Record excerpts =

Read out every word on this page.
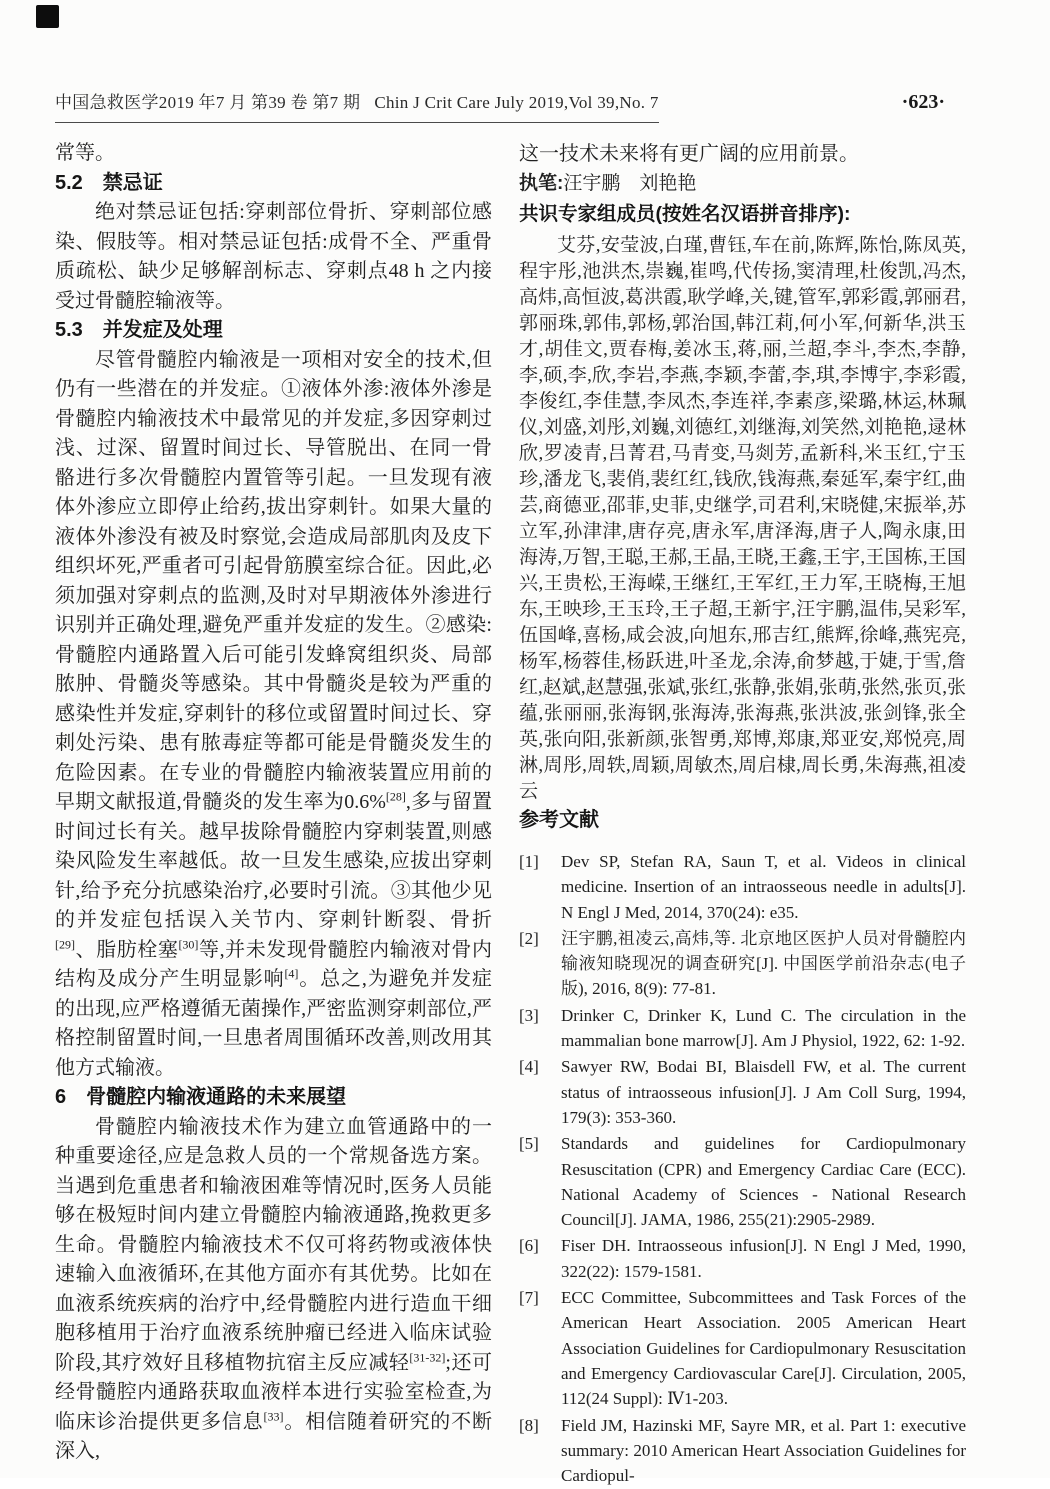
中国急救医学2019 年7 月 第39 卷 第7 期 Chin J Crit Care July 2019,Vol 39,No. 7	·623·

常等。

5.2　禁忌证

绝对禁忌证包括:穿刺部位骨折、穿刺部位感染、假肢等。相对禁忌证包括:成骨不全、严重骨质疏松、缺少足够解剖标志、穿刺点48 h 之内接受过骨髓腔输液等。

5.3　并发症及处理

尽管骨髓腔内输液是一项相对安全的技术,但仍有一些潜在的并发症。①液体外渗:液体外渗是骨髓腔内输液技术中最常见的并发症,多因穿刺过浅、过深、留置时间过长、导管脱出、在同一骨骼进行多次骨髓腔内置管等引起。一旦发现有液体外渗应立即停止给药,拔出穿刺针。如果大量的液体外渗没有被及时察觉,会造成局部肌肉及皮下组织坏死,严重者可引起骨筋膜室综合征。因此,必须加强对穿刺点的监测,及时对早期液体外渗进行识别并正确处理,避免严重并发症的发生。②感染:骨髓腔内通路置入后可能引发蜂窝组织炎、局部脓肿、骨髓炎等感染。其中骨髓炎是较为严重的感染性并发症,穿刺针的移位或留置时间过长、穿刺处污染、患有脓毒症等都可能是骨髓炎发生的危险因素。在专业的骨髓腔内输液装置应用前的早期文献报道,骨髓炎的发生率为0.6%[28],多与留置时间过长有关。越早拔除骨髓腔内穿刺装置,则感染风险发生率越低。故一旦发生感染,应拔出穿刺针,给予充分抗感染治疗,必要时引流。③其他少见的并发症包括误入关节内、穿刺针断裂、骨折[29]、脂肪栓塞[30]等,并未发现骨髓腔内输液对骨内结构及成分产生明显影响[4]。总之,为避免并发症的出现,应严格遵循无菌操作,严密监测穿刺部位,严格控制留置时间,一旦患者周围循环改善,则改用其他方式输液。

6　骨髓腔内输液通路的未来展望

骨髓腔内输液技术作为建立血管通路中的一种重要途径,应是急救人员的一个常规备选方案。当遇到危重患者和输液困难等情况时,医务人员能够在极短时间内建立骨髓腔内输液通路,挽救更多生命。骨髓腔内输液技术不仅可将药物或液体快速输入血液循环,在其他方面亦有其优势。比如在血液系统疾病的治疗中,经骨髓腔内进行造血干细胞移植用于治疗血液系统肿瘤已经进入临床试验阶段,其疗效好且移植物抗宿主反应减轻[31-32];还可经骨髓腔内通路获取血液样本进行实验室检查,为临床诊治提供更多信息[33]。相信随着研究的不断深入,

这一技术未来将有更广阔的应用前景。

执笔:汪宇鹏　刘艳艳

共识专家组成员(按姓名汉语拼音排序):

艾芬,安莹波,白瑾,曹钰,车在前,陈辉,陈怡,陈凤英,程宇彤,池洪杰,崇巍,崔鸣,代传扬,窦清理,杜俊凯,冯杰,高炜,高恒波,葛洪霞,耿学峰,关,键,管军,郭彩霞,郭丽君,郭丽珠,郭伟,郭杨,郭治国,韩江莉,何小军,何新华,洪玉才,胡佳文,贾春梅,姜冰玉,蒋,丽,兰超,李斗,李杰,李静,李,硕,李,欣,李岩,李燕,李颖,李蕾,李,琪,李博宇,李彩霞,李俊红,李佳慧,李凤杰,李连祥,李素彦,梁璐,林运,林珮仪,刘盛,刘彤,刘巍,刘德红,刘继海,刘笑然,刘艳艳,逯林欣,罗凌青,吕菁君,马青变,马剡芳,孟新科,米玉红,宁玉珍,潘龙飞,裴俏,裴红红,钱欣,钱海燕,秦延军,秦宇红,曲芸,商德亚,邵菲,史菲,史继学,司君利,宋晓健,宋振举,苏立军,孙津津,唐存亮,唐永军,唐泽海,唐子人,陶永康,田海涛,万智,王聪,王郝,王晶,王晓,王鑫,王宇,王国栋,王国兴,王贵松,王海嵘,王继红,王军红,王力军,王晓梅,王旭东,王映珍,王玉玲,王子超,王新宇,汪宇鹏,温伟,吴彩军,伍国峰,喜杨,咸会波,向旭东,邢吉红,熊辉,徐峰,燕宪亮,杨军,杨蓉佳,杨跃进,叶圣龙,余涛,俞梦越,于婕,于雪,詹红,赵斌,赵慧强,张斌,张红,张静,张娟,张萌,张然,张页,张蕴,张丽丽,张海钢,张海涛,张海燕,张洪波,张剑锋,张全英,张向阳,张新颜,张智勇,郑博,郑康,郑亚安,郑悦亮,周淋,周彤,周轶,周颖,周敏杰,周启棣,周长勇,朱海燕,祖凌云

参考文献

[1]	Dev SP, Stefan RA, Saun T, et al. Videos in clinical medicine. Insertion of an intraosseous needle in adults[J]. N Engl J Med, 2014, 370(24): e35.
[2]	汪宇鹏,祖凌云,高炜,等. 北京地区医护人员对骨髓腔内输液知晓现况的调查研究[J]. 中国医学前沿杂志(电子版), 2016, 8(9): 77-81.
[3]	Drinker C, Drinker K, Lund C. The circulation in the mammalian bone marrow[J]. Am J Physiol, 1922, 62: 1-92.
[4]	Sawyer RW, Bodai BI, Blaisdell FW, et al. The current status of intraosseous infusion[J]. J Am Coll Surg, 1994, 179(3): 353-360.
[5]	Standards and guidelines for Cardiopulmonary Resuscitation (CPR) and Emergency Cardiac Care (ECC). National Academy of Sciences - National Research Council[J]. JAMA, 1986, 255(21):2905-2989.
[6]	Fiser DH. Intraosseous infusion[J]. N Engl J Med, 1990, 322(22): 1579-1581.
[7]	ECC Committee, Subcommittees and Task Forces of the American Heart Association. 2005 American Heart Association Guidelines for Cardiopulmonary Resuscitation and Emergency Cardiovascular Care[J]. Circulation, 2005, 112(24 Suppl): Ⅳ1-203.
[8]	Field JM, Hazinski MF, Sayre MR, et al. Part 1: executive summary: 2010 American Heart Association Guidelines for Cardiopul-
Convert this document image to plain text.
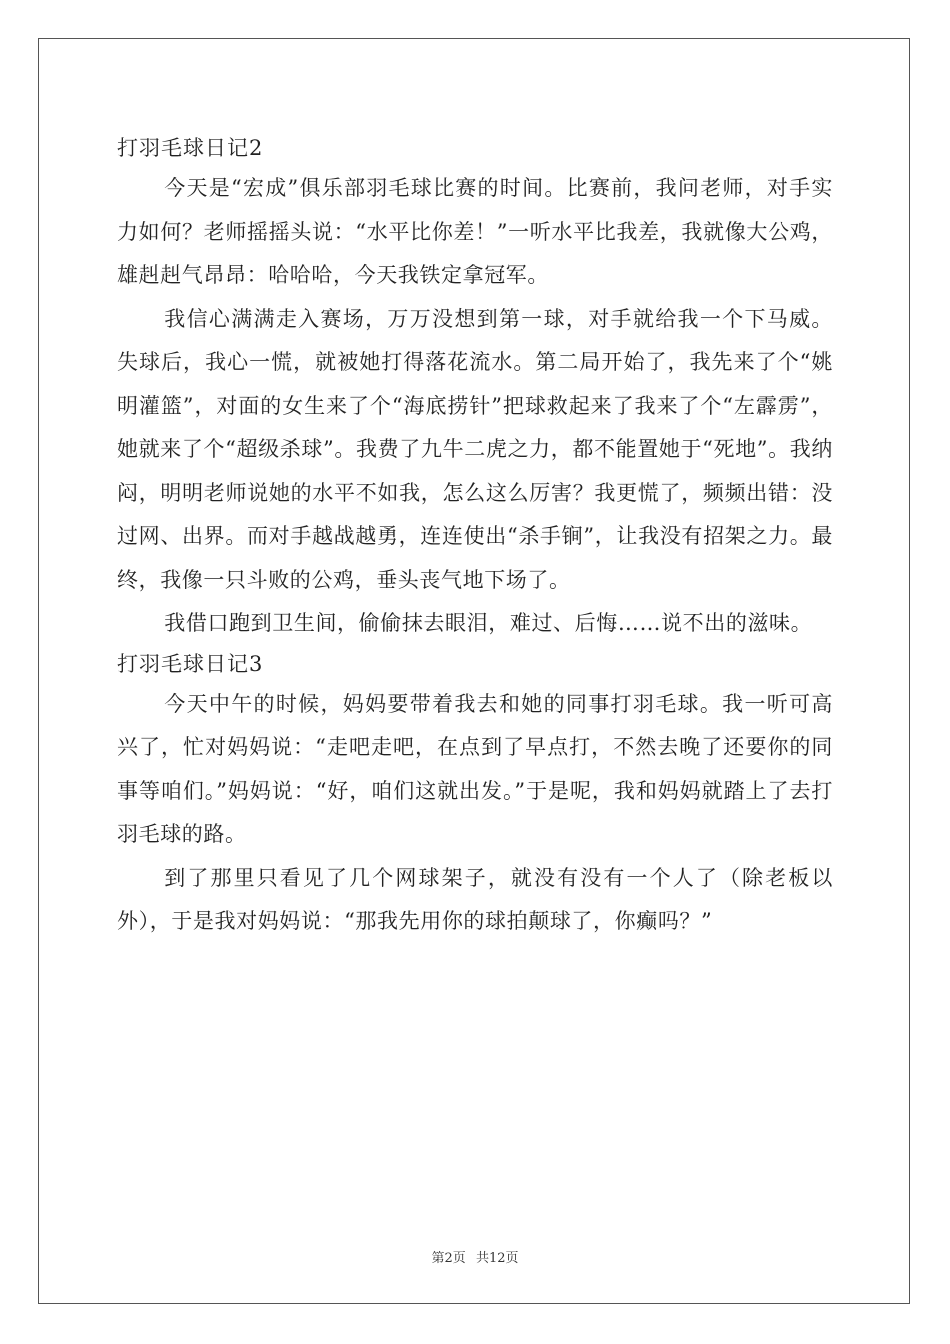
打羽毛球日记2

今天是“宏成”俱乐部羽毛球比赛的时间。比赛前，我问老师，对手实力如何？老师摇摇头说：“水平比你差！”一听水平比我差，我就像大公鸡，雄赳赳气昂昂：哈哈哈，今天我铁定拿冠军。

我信心满满走入赛场，万万没想到第一球，对手就给我一个下马威。失球后，我心一慌，就被她打得落花流水。第二局开始了，我先来了个“姚明灌篮”，对面的女生来了个“海底捞针”把球救起来了我来了个“左霹雳”，她就来了个“超级杀球”。我费了九牛二虎之力，都不能置她于“死地”。我纳闷，明明老师说她的水平不如我，怎么这么厉害？我更慌了，频频出错：没过网、出界。而对手越战越勇，连连使出“杀手锏”，让我没有招架之力。最终，我像一只斗败的公鸡，垂头丧气地下场了。

我借口跑到卫生间，偷偷抹去眼泪，难过、后悔……说不出的滋味。

打羽毛球日记3

今天中午的时候，妈妈要带着我去和她的同事打羽毛球。我一听可高兴了，忙对妈妈说：“走吧走吧，在点到了早点打，不然去晚了还要你的同事等咱们。”妈妈说：“好，咱们这就出发。”于是呢，我和妈妈就踏上了去打羽毛球的路。

到了那里只看见了几个网球架子，就没有没有一个人了（除老板以外），于是我对妈妈说：“那我先用你的球拍颠球了，你癫吗？”

第2页 共12页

Instructions for the task = Find every line that holds "Cardiopulmonary" and copy it.

Full output =
[5]	Standards and guidelines for Cardiopulmonary Resuscitation (CPR) and Emergency Cardiac Care (ECC). National Academy of Sciences - National Research Council[J]. JAMA, 1986, 255(21):2905-2989.
[7]	ECC Committee, Subcommittees and Task Forces of the American Heart Association. 2005 American Heart Association Guidelines for Cardiopulmonary Resuscitation and Emergency Cardiovascular Care[J]. Circulation, 2005, 112(24 Suppl): Ⅳ1-203.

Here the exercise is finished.